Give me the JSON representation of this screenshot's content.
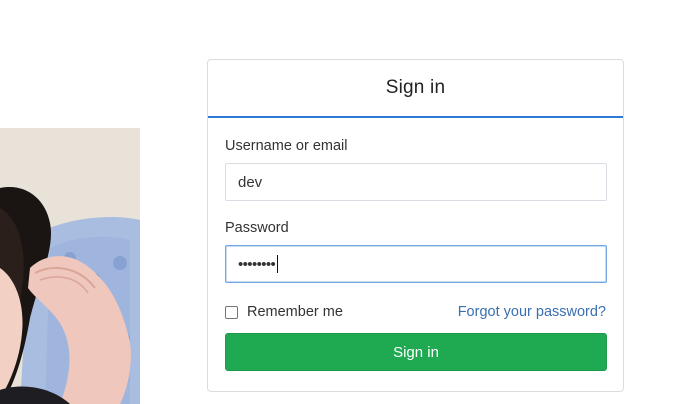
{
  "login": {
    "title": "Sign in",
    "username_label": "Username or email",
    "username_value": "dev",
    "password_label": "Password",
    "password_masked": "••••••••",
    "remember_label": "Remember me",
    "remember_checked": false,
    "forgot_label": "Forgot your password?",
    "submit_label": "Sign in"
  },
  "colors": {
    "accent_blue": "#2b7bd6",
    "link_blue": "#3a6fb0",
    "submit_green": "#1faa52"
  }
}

********

Give every record back exactly as it reads, with no images.

Give me the JSON representation of this screenshot's content.
{
  "login": {
    "title": "Sign in",
    "username_label": "Username or email",
    "username_value": "dev",
    "password_label": "Password",
    "password_masked": "••••••••",
    "remember_label": "Remember me",
    "remember_checked": false,
    "forgot_label": "Forgot your password?",
    "submit_label": "Sign in"
  },
  "colors": {
    "accent_blue": "#2b7bd6",
    "link_blue": "#3a6fb0",
    "submit_green": "#1faa52"
  }
}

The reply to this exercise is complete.